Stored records
════════
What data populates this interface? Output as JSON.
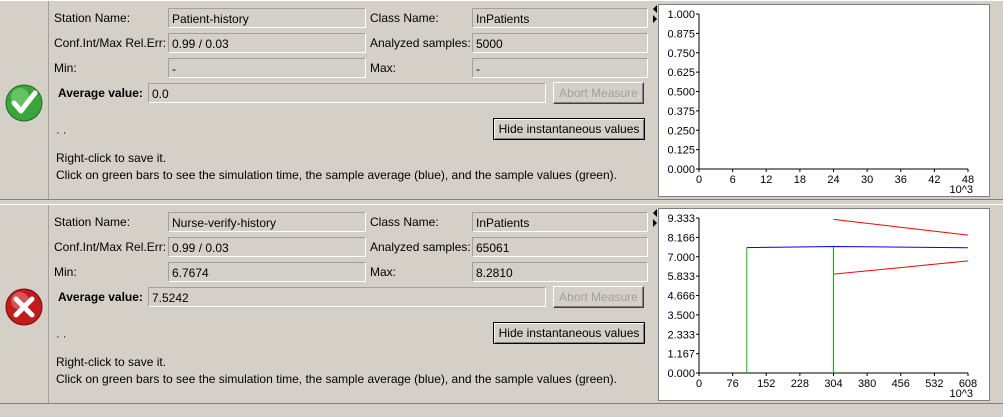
{
  "panels": [
    {
      "status": "ok",
      "status_icon": "check-icon",
      "station_label": "Station Name:",
      "station_value": "Patient-history",
      "class_label": "Class Name:",
      "class_value": "InPatients",
      "conf_label": "Conf.Int/Max Rel.Err:",
      "conf_value": "0.99 / 0.03",
      "samples_label": "Analyzed samples:",
      "samples_value": "5000",
      "min_label": "Min:",
      "min_value": "-",
      "max_label": "Max:",
      "max_value": "-",
      "avg_label": "Average value:",
      "avg_value": "0.0",
      "abort_label": "Abort Measure",
      "hide_label": "Hide instantaneous values",
      "note_cut": "                ·        ·",
      "note1": "Right-click to save it.",
      "note2": "Click on green bars to see the simulation time, the sample average (blue), and the sample values (green).",
      "chart_data": {
        "type": "line",
        "y_ticks": [
          "1.000",
          "0.875",
          "0.750",
          "0.625",
          "0.500",
          "0.375",
          "0.250",
          "0.125",
          "0.000"
        ],
        "x_ticks": [
          "0",
          "6",
          "12",
          "18",
          "24",
          "30",
          "36",
          "42",
          "48"
        ],
        "x_unit": "10^3",
        "ylim": [
          0,
          1
        ],
        "xlim": [
          0,
          48
        ],
        "series": []
      }
    },
    {
      "status": "failed",
      "status_icon": "cross-icon",
      "station_label": "Station Name:",
      "station_value": "Nurse-verify-history",
      "class_label": "Class Name:",
      "class_value": "InPatients",
      "conf_label": "Conf.Int/Max Rel.Err:",
      "conf_value": "0.99 / 0.03",
      "samples_label": "Analyzed samples:",
      "samples_value": "65061",
      "min_label": "Min:",
      "min_value": "6.7674",
      "max_label": "Max:",
      "max_value": "8.2810",
      "avg_label": "Average value:",
      "avg_value": "7.5242",
      "abort_label": "Abort Measure",
      "hide_label": "Hide instantaneous values",
      "note_cut": "                ·        ·",
      "note1": "Right-click to save it.",
      "note2": "Click on green bars to see the simulation time, the sample average (blue), and the sample values (green).",
      "chart_data": {
        "type": "line",
        "y_ticks": [
          "9.333",
          "8.166",
          "7.000",
          "5.833",
          "4.666",
          "3.500",
          "2.333",
          "1.167",
          "0.000"
        ],
        "x_ticks": [
          "0",
          "76",
          "152",
          "228",
          "304",
          "380",
          "456",
          "532",
          "608"
        ],
        "x_unit": "10^3",
        "ylim": [
          0,
          9.333
        ],
        "xlim": [
          0,
          608
        ],
        "average_series": {
          "color": "#0000ff",
          "points": [
            [
              108,
              7.55
            ],
            [
              200,
              7.58
            ],
            [
              304,
              7.62
            ],
            [
              608,
              7.54
            ]
          ]
        },
        "upper_bound": {
          "color": "#ff0000",
          "points": [
            [
              304,
              9.25
            ],
            [
              608,
              8.3
            ]
          ]
        },
        "lower_bound": {
          "color": "#ff0000",
          "points": [
            [
              304,
              5.95
            ],
            [
              608,
              6.75
            ]
          ]
        },
        "sample_bars": {
          "color": "#00c000",
          "x": [
            108,
            304
          ],
          "y": [
            7.55,
            7.62
          ]
        }
      }
    }
  ]
}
════════
**Goal of the exercise:** Please restate each entry exactly, but drop any picture it holds.

**Written response:**
What data populates this interface? Output as JSON.
{
  "panels": [
    {
      "status": "ok",
      "status_icon": "check-icon",
      "station_label": "Station Name:",
      "station_value": "Patient-history",
      "class_label": "Class Name:",
      "class_value": "InPatients",
      "conf_label": "Conf.Int/Max Rel.Err:",
      "conf_value": "0.99 / 0.03",
      "samples_label": "Analyzed samples:",
      "samples_value": "5000",
      "min_label": "Min:",
      "min_value": "-",
      "max_label": "Max:",
      "max_value": "-",
      "avg_label": "Average value:",
      "avg_value": "0.0",
      "abort_label": "Abort Measure",
      "hide_label": "Hide instantaneous values",
      "note_cut": "                ·        ·",
      "note1": "Right-click to save it.",
      "note2": "Click on green bars to see the simulation time, the sample average (blue), and the sample values (green).",
      "chart_data": {
        "type": "line",
        "y_ticks": [
          "1.000",
          "0.875",
          "0.750",
          "0.625",
          "0.500",
          "0.375",
          "0.250",
          "0.125",
          "0.000"
        ],
        "x_ticks": [
          "0",
          "6",
          "12",
          "18",
          "24",
          "30",
          "36",
          "42",
          "48"
        ],
        "x_unit": "10^3",
        "ylim": [
          0,
          1
        ],
        "xlim": [
          0,
          48
        ],
        "series": []
      }
    },
    {
      "status": "failed",
      "status_icon": "cross-icon",
      "station_label": "Station Name:",
      "station_value": "Nurse-verify-history",
      "class_label": "Class Name:",
      "class_value": "InPatients",
      "conf_label": "Conf.Int/Max Rel.Err:",
      "conf_value": "0.99 / 0.03",
      "samples_label": "Analyzed samples:",
      "samples_value": "65061",
      "min_label": "Min:",
      "min_value": "6.7674",
      "max_label": "Max:",
      "max_value": "8.2810",
      "avg_label": "Average value:",
      "avg_value": "7.5242",
      "abort_label": "Abort Measure",
      "hide_label": "Hide instantaneous values",
      "note_cut": "                ·        ·",
      "note1": "Right-click to save it.",
      "note2": "Click on green bars to see the simulation time, the sample average (blue), and the sample values (green).",
      "chart_data": {
        "type": "line",
        "y_ticks": [
          "9.333",
          "8.166",
          "7.000",
          "5.833",
          "4.666",
          "3.500",
          "2.333",
          "1.167",
          "0.000"
        ],
        "x_ticks": [
          "0",
          "76",
          "152",
          "228",
          "304",
          "380",
          "456",
          "532",
          "608"
        ],
        "x_unit": "10^3",
        "ylim": [
          0,
          9.333
        ],
        "xlim": [
          0,
          608
        ],
        "average_series": {
          "color": "#0000ff",
          "points": [
            [
              108,
              7.55
            ],
            [
              200,
              7.58
            ],
            [
              304,
              7.62
            ],
            [
              608,
              7.54
            ]
          ]
        },
        "upper_bound": {
          "color": "#ff0000",
          "points": [
            [
              304,
              9.25
            ],
            [
              608,
              8.3
            ]
          ]
        },
        "lower_bound": {
          "color": "#ff0000",
          "points": [
            [
              304,
              5.95
            ],
            [
              608,
              6.75
            ]
          ]
        },
        "sample_bars": {
          "color": "#00c000",
          "x": [
            108,
            304
          ],
          "y": [
            7.55,
            7.62
          ]
        }
      }
    }
  ]
}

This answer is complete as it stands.